Copy out all the lines where "verwerken" shows up.

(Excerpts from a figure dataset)
------------------------------------------------
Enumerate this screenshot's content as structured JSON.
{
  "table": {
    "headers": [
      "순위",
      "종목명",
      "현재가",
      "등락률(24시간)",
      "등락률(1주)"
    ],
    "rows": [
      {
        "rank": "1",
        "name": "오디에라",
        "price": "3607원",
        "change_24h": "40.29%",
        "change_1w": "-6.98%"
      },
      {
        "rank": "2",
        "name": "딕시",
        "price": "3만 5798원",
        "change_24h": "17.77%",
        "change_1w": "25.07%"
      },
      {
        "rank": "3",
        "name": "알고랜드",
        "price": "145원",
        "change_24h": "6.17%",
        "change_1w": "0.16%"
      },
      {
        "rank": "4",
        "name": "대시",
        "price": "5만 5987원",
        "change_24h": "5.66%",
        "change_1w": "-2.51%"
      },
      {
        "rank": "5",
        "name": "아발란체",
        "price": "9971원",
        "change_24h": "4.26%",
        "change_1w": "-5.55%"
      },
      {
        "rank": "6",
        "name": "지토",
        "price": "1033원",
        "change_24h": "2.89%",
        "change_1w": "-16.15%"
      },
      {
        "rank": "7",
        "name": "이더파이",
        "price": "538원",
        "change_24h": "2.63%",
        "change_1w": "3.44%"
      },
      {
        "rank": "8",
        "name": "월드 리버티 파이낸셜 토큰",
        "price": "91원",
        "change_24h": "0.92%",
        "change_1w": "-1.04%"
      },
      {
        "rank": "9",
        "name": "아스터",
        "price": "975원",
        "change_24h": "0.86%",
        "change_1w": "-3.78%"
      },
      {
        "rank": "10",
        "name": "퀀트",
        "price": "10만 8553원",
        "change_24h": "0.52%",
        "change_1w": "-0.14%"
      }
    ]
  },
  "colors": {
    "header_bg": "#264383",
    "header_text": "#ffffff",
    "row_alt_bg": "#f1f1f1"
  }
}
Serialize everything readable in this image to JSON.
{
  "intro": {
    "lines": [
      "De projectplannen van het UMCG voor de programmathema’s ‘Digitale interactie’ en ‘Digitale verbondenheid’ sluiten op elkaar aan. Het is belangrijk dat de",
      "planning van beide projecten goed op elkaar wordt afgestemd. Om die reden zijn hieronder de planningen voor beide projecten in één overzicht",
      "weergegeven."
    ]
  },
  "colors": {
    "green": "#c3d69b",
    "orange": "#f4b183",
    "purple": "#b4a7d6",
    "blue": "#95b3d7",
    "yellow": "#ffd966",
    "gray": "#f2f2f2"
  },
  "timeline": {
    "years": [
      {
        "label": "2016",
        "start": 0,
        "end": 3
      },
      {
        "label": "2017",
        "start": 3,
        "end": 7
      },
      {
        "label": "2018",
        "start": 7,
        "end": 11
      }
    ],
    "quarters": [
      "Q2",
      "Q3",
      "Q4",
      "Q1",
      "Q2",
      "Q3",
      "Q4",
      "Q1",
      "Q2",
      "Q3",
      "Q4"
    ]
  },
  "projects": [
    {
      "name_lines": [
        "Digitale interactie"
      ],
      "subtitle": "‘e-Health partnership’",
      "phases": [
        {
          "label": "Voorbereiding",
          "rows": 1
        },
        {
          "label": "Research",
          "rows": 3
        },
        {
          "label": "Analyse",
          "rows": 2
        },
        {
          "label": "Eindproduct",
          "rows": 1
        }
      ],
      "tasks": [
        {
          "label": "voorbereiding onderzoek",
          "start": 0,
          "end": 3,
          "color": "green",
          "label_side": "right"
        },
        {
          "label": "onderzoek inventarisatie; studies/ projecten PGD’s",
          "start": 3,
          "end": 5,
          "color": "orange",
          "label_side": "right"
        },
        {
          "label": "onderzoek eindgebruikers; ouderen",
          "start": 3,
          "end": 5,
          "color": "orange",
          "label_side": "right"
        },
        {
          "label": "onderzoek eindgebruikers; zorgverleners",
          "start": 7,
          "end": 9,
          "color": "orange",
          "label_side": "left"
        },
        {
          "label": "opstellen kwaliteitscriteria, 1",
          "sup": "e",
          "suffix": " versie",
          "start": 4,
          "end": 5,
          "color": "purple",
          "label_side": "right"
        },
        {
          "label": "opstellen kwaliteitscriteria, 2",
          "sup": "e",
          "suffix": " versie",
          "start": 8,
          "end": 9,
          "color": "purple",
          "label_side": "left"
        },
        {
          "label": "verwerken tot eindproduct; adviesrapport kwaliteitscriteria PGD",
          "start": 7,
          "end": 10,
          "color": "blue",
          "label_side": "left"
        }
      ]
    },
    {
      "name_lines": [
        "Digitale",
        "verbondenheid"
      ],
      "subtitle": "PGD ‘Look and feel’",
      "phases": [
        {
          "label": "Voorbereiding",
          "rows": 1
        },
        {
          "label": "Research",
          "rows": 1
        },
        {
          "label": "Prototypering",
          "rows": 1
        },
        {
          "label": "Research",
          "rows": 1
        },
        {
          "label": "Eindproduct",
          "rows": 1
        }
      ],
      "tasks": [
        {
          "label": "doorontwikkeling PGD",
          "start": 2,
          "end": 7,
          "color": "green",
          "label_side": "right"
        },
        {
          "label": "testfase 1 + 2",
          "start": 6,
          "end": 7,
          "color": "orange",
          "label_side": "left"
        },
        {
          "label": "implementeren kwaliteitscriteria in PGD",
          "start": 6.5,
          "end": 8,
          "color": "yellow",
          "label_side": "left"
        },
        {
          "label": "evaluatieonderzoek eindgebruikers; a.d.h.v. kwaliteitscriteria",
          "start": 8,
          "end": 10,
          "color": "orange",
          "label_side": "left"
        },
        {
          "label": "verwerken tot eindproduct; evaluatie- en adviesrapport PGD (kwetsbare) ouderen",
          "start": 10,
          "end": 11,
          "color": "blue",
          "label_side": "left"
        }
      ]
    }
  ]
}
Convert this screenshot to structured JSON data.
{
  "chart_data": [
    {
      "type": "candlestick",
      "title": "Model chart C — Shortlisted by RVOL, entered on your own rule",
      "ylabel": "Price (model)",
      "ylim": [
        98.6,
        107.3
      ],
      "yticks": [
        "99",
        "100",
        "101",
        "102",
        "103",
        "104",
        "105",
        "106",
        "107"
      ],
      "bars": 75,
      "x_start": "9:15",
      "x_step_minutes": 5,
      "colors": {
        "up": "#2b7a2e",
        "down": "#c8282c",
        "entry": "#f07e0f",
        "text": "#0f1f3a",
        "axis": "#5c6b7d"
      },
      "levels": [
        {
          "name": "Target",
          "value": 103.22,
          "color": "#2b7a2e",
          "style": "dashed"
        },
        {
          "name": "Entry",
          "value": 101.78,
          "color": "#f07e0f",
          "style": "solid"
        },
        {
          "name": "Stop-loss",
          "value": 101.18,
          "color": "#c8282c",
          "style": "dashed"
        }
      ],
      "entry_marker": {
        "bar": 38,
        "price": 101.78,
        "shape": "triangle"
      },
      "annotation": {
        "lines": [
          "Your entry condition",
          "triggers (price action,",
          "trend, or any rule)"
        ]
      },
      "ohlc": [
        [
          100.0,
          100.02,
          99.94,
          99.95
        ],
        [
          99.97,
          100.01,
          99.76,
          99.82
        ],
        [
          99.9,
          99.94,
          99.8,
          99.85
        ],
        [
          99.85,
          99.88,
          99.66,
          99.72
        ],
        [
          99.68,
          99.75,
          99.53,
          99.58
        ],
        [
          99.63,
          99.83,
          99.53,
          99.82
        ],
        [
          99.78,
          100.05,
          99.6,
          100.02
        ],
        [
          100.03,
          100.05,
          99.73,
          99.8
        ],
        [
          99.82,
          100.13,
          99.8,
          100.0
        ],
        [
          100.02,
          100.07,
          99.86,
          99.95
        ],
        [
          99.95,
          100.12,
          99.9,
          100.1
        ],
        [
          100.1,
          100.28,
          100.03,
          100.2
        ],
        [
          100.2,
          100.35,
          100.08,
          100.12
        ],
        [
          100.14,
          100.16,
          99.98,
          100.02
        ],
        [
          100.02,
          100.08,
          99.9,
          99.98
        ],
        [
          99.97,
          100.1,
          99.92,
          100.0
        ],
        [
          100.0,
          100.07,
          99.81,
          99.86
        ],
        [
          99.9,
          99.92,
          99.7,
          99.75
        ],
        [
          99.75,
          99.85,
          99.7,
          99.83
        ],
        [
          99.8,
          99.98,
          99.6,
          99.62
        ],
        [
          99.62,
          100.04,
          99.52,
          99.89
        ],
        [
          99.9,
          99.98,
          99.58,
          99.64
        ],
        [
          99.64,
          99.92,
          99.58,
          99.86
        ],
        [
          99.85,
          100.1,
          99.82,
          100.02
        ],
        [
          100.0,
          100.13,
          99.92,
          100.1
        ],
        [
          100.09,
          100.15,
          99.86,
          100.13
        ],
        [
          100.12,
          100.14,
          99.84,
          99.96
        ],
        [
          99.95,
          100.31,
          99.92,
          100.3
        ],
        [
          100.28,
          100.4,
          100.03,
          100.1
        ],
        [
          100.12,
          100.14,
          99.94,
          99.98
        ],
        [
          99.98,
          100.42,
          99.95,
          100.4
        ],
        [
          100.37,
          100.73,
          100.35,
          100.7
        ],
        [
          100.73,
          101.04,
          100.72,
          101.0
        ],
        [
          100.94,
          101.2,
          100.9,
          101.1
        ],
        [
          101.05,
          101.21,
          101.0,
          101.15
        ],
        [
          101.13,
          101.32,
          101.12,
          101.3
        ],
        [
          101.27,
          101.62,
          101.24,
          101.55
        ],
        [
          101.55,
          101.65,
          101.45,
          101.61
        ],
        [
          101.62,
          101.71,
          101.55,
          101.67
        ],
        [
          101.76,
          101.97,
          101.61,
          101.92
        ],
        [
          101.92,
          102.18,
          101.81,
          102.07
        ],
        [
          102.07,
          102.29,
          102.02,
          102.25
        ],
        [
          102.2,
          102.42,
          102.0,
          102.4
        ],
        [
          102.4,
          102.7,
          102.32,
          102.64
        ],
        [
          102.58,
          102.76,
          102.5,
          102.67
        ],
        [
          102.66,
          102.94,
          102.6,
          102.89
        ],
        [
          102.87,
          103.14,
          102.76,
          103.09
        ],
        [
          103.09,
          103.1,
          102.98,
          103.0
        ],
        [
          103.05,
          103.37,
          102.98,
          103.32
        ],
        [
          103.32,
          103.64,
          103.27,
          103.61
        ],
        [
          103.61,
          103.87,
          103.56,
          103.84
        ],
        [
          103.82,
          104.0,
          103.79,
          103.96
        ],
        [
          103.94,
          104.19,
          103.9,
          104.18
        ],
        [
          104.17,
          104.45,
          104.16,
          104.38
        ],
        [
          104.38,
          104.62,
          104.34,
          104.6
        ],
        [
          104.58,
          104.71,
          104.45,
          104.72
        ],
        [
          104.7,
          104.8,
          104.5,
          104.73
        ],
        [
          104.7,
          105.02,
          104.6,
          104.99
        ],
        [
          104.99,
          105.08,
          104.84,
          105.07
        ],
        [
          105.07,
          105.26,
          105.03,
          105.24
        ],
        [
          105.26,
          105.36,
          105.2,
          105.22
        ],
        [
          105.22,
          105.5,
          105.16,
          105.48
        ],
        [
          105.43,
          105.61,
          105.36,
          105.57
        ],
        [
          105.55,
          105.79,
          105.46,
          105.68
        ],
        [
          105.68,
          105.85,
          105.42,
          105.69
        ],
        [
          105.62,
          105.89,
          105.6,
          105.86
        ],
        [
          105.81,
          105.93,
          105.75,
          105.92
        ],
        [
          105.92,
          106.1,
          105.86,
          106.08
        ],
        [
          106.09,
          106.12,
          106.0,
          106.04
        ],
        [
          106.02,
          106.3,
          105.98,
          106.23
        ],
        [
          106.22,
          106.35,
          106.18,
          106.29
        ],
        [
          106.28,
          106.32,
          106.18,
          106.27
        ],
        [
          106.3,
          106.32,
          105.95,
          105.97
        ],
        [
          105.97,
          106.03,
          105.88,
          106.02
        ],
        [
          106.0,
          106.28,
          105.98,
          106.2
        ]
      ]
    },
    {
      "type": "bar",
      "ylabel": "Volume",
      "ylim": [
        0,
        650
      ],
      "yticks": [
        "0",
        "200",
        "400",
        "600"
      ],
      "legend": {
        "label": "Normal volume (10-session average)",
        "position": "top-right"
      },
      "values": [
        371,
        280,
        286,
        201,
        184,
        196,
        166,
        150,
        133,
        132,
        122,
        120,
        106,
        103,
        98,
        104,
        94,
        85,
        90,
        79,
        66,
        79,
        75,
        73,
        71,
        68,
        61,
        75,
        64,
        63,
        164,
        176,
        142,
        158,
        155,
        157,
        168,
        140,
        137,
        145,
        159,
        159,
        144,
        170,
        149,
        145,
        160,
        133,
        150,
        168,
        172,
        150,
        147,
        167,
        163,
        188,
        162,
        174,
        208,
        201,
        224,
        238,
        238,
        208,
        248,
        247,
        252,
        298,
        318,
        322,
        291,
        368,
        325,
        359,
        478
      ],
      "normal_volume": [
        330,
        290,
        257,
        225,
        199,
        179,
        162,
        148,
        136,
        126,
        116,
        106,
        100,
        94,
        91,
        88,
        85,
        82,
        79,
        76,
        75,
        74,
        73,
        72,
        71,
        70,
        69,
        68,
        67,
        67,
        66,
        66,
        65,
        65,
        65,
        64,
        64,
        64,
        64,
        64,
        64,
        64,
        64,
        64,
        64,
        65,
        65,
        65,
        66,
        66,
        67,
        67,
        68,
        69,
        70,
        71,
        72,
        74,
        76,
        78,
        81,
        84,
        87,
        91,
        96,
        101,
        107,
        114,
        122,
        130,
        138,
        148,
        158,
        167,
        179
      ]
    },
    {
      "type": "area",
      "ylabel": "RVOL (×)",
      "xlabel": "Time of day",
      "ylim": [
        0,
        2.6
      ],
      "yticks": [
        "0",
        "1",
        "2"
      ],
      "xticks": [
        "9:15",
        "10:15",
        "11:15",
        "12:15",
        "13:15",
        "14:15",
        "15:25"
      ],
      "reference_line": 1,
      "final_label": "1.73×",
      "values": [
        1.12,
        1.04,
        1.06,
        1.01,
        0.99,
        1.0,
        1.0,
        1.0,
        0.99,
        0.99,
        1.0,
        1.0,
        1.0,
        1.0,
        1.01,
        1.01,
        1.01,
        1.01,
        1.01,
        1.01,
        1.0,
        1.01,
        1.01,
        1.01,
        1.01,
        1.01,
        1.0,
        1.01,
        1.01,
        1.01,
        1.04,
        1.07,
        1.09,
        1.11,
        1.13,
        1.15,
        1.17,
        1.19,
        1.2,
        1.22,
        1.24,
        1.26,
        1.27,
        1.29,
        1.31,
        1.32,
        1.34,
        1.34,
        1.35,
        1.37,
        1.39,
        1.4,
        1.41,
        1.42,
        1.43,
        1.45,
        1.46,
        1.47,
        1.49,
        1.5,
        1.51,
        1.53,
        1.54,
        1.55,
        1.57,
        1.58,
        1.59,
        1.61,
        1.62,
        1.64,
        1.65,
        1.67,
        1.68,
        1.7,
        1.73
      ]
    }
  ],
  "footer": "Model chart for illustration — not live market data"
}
------------------------------------------------
WORKED SOLUTION:
          "label": "verwerken tot eindproduct; adviesrapport kwaliteitscriteria PGD",
          "label": "verwerken tot eindproduct; evaluatie- en adviesrapport PGD (kwetsbare) ouderen",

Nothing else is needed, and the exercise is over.